§ RECORD EXTRACTS:
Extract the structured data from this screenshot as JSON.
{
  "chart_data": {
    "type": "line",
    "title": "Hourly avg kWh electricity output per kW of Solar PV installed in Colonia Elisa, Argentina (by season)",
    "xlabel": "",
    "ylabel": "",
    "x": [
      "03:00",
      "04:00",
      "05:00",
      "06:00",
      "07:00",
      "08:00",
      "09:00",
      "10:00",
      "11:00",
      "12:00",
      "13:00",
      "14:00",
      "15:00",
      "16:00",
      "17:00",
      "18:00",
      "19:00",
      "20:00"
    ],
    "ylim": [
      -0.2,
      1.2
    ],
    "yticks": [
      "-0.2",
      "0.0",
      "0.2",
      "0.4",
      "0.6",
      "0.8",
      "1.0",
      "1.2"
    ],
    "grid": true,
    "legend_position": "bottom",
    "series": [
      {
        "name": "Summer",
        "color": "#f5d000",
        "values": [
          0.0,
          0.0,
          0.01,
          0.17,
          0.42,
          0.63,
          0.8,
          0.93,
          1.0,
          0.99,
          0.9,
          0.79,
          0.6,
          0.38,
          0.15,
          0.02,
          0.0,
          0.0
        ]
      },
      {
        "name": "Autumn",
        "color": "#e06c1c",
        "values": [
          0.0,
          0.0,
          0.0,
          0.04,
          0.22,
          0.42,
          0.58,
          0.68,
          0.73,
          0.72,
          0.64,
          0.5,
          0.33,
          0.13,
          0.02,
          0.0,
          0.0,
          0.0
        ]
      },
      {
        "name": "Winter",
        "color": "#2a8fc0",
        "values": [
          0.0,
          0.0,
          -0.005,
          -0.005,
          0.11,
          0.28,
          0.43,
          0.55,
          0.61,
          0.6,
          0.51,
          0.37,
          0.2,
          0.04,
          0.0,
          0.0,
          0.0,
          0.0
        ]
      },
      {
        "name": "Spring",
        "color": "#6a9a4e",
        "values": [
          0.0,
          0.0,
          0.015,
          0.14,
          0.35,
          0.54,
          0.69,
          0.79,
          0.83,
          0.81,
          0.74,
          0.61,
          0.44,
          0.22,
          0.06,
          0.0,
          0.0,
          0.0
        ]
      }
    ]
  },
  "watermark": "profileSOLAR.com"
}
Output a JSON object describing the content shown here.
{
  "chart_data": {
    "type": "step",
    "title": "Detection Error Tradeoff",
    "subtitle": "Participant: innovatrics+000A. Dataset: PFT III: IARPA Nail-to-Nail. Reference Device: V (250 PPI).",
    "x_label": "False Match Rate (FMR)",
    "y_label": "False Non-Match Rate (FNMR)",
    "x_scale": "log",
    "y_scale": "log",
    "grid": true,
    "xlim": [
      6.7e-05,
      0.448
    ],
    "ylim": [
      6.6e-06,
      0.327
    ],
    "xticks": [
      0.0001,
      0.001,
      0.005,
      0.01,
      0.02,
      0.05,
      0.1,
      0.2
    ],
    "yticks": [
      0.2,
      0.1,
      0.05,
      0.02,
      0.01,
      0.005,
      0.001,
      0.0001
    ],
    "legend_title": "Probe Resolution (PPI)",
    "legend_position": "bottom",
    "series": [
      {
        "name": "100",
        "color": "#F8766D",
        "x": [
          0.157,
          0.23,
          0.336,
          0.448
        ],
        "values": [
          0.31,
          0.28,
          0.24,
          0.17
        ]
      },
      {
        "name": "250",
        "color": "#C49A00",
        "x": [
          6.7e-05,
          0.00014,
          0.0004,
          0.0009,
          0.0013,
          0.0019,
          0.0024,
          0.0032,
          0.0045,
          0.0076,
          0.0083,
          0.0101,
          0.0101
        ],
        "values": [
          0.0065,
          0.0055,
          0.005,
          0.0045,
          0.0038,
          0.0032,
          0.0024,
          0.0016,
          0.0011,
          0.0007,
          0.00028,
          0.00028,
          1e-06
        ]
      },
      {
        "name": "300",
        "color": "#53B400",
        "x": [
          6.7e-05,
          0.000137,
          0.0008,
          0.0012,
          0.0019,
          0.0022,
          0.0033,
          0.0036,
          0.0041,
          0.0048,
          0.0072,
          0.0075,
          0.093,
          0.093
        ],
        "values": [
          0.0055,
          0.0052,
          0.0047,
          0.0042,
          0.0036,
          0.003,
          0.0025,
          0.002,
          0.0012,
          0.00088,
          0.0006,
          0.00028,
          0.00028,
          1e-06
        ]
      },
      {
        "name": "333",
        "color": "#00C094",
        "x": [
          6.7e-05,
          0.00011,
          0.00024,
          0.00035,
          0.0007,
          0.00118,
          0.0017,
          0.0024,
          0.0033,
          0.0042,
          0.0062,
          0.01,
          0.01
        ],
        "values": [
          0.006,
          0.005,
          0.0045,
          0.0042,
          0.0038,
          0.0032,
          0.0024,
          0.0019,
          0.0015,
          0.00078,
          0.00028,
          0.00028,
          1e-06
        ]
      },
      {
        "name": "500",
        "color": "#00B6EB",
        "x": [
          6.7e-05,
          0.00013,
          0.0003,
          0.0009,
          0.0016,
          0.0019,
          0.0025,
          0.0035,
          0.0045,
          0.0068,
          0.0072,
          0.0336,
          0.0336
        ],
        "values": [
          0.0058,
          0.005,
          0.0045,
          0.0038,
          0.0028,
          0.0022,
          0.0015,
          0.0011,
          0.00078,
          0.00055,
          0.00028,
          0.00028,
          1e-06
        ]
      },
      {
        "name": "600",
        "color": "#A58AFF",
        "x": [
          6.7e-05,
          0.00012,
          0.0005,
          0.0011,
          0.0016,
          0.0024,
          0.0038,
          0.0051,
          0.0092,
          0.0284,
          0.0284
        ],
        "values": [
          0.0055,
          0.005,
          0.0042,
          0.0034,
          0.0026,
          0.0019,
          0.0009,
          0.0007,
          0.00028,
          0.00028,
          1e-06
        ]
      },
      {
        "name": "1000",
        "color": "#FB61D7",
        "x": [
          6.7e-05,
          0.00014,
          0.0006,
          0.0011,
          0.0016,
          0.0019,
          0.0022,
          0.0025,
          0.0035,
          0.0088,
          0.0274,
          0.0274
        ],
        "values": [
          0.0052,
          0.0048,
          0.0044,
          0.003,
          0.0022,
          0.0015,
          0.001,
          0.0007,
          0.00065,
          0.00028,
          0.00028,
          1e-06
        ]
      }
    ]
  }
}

§ EXERCISE DETAILS: Write out the entries in full, exactly as given.

§ FINISHED ANSWER:
Extract the structured data from this screenshot as JSON.
{
  "chart_data": {
    "type": "line",
    "title": "Hourly avg kWh electricity output per kW of Solar PV installed in Colonia Elisa, Argentina (by season)",
    "xlabel": "",
    "ylabel": "",
    "x": [
      "03:00",
      "04:00",
      "05:00",
      "06:00",
      "07:00",
      "08:00",
      "09:00",
      "10:00",
      "11:00",
      "12:00",
      "13:00",
      "14:00",
      "15:00",
      "16:00",
      "17:00",
      "18:00",
      "19:00",
      "20:00"
    ],
    "ylim": [
      -0.2,
      1.2
    ],
    "yticks": [
      "-0.2",
      "0.0",
      "0.2",
      "0.4",
      "0.6",
      "0.8",
      "1.0",
      "1.2"
    ],
    "grid": true,
    "legend_position": "bottom",
    "series": [
      {
        "name": "Summer",
        "color": "#f5d000",
        "values": [
          0.0,
          0.0,
          0.01,
          0.17,
          0.42,
          0.63,
          0.8,
          0.93,
          1.0,
          0.99,
          0.9,
          0.79,
          0.6,
          0.38,
          0.15,
          0.02,
          0.0,
          0.0
        ]
      },
      {
        "name": "Autumn",
        "color": "#e06c1c",
        "values": [
          0.0,
          0.0,
          0.0,
          0.04,
          0.22,
          0.42,
          0.58,
          0.68,
          0.73,
          0.72,
          0.64,
          0.5,
          0.33,
          0.13,
          0.02,
          0.0,
          0.0,
          0.0
        ]
      },
      {
        "name": "Winter",
        "color": "#2a8fc0",
        "values": [
          0.0,
          0.0,
          -0.005,
          -0.005,
          0.11,
          0.28,
          0.43,
          0.55,
          0.61,
          0.6,
          0.51,
          0.37,
          0.2,
          0.04,
          0.0,
          0.0,
          0.0,
          0.0
        ]
      },
      {
        "name": "Spring",
        "color": "#6a9a4e",
        "values": [
          0.0,
          0.0,
          0.015,
          0.14,
          0.35,
          0.54,
          0.69,
          0.79,
          0.83,
          0.81,
          0.74,
          0.61,
          0.44,
          0.22,
          0.06,
          0.0,
          0.0,
          0.0
        ]
      }
    ]
  },
  "watermark": "profileSOLAR.com"
}
Output a JSON object describing the content shown here.
{
  "chart_data": {
    "type": "step",
    "title": "Detection Error Tradeoff",
    "subtitle": "Participant: innovatrics+000A. Dataset: PFT III: IARPA Nail-to-Nail. Reference Device: V (250 PPI).",
    "x_label": "False Match Rate (FMR)",
    "y_label": "False Non-Match Rate (FNMR)",
    "x_scale": "log",
    "y_scale": "log",
    "grid": true,
    "xlim": [
      6.7e-05,
      0.448
    ],
    "ylim": [
      6.6e-06,
      0.327
    ],
    "xticks": [
      0.0001,
      0.001,
      0.005,
      0.01,
      0.02,
      0.05,
      0.1,
      0.2
    ],
    "yticks": [
      0.2,
      0.1,
      0.05,
      0.02,
      0.01,
      0.005,
      0.001,
      0.0001
    ],
    "legend_title": "Probe Resolution (PPI)",
    "legend_position": "bottom",
    "series": [
      {
        "name": "100",
        "color": "#F8766D",
        "x": [
          0.157,
          0.23,
          0.336,
          0.448
        ],
        "values": [
          0.31,
          0.28,
          0.24,
          0.17
        ]
      },
      {
        "name": "250",
        "color": "#C49A00",
        "x": [
          6.7e-05,
          0.00014,
          0.0004,
          0.0009,
          0.0013,
          0.0019,
          0.0024,
          0.0032,
          0.0045,
          0.0076,
          0.0083,
          0.0101,
          0.0101
        ],
        "values": [
          0.0065,
          0.0055,
          0.005,
          0.0045,
          0.0038,
          0.0032,
          0.0024,
          0.0016,
          0.0011,
          0.0007,
          0.00028,
          0.00028,
          1e-06
        ]
      },
      {
        "name": "300",
        "color": "#53B400",
        "x": [
          6.7e-05,
          0.000137,
          0.0008,
          0.0012,
          0.0019,
          0.0022,
          0.0033,
          0.0036,
          0.0041,
          0.0048,
          0.0072,
          0.0075,
          0.093,
          0.093
        ],
        "values": [
          0.0055,
          0.0052,
          0.0047,
          0.0042,
          0.0036,
          0.003,
          0.0025,
          0.002,
          0.0012,
          0.00088,
          0.0006,
          0.00028,
          0.00028,
          1e-06
        ]
      },
      {
        "name": "333",
        "color": "#00C094",
        "x": [
          6.7e-05,
          0.00011,
          0.00024,
          0.00035,
          0.0007,
          0.00118,
          0.0017,
          0.0024,
          0.0033,
          0.0042,
          0.0062,
          0.01,
          0.01
        ],
        "values": [
          0.006,
          0.005,
          0.0045,
          0.0042,
          0.0038,
          0.0032,
          0.0024,
          0.0019,
          0.0015,
          0.00078,
          0.00028,
          0.00028,
          1e-06
        ]
      },
      {
        "name": "500",
        "color": "#00B6EB",
        "x": [
          6.7e-05,
          0.00013,
          0.0003,
          0.0009,
          0.0016,
          0.0019,
          0.0025,
          0.0035,
          0.0045,
          0.0068,
          0.0072,
          0.0336,
          0.0336
        ],
        "values": [
          0.0058,
          0.005,
          0.0045,
          0.0038,
          0.0028,
          0.0022,
          0.0015,
          0.0011,
          0.00078,
          0.00055,
          0.00028,
          0.00028,
          1e-06
        ]
      },
      {
        "name": "600",
        "color": "#A58AFF",
        "x": [
          6.7e-05,
          0.00012,
          0.0005,
          0.0011,
          0.0016,
          0.0024,
          0.0038,
          0.0051,
          0.0092,
          0.0284,
          0.0284
        ],
        "values": [
          0.0055,
          0.005,
          0.0042,
          0.0034,
          0.0026,
          0.0019,
          0.0009,
          0.0007,
          0.00028,
          0.00028,
          1e-06
        ]
      },
      {
        "name": "1000",
        "color": "#FB61D7",
        "x": [
          6.7e-05,
          0.00014,
          0.0006,
          0.0011,
          0.0016,
          0.0019,
          0.0022,
          0.0025,
          0.0035,
          0.0088,
          0.0274,
          0.0274
        ],
        "values": [
          0.0052,
          0.0048,
          0.0044,
          0.003,
          0.0022,
          0.0015,
          0.001,
          0.0007,
          0.00065,
          0.00028,
          0.00028,
          1e-06
        ]
      }
    ]
  }
}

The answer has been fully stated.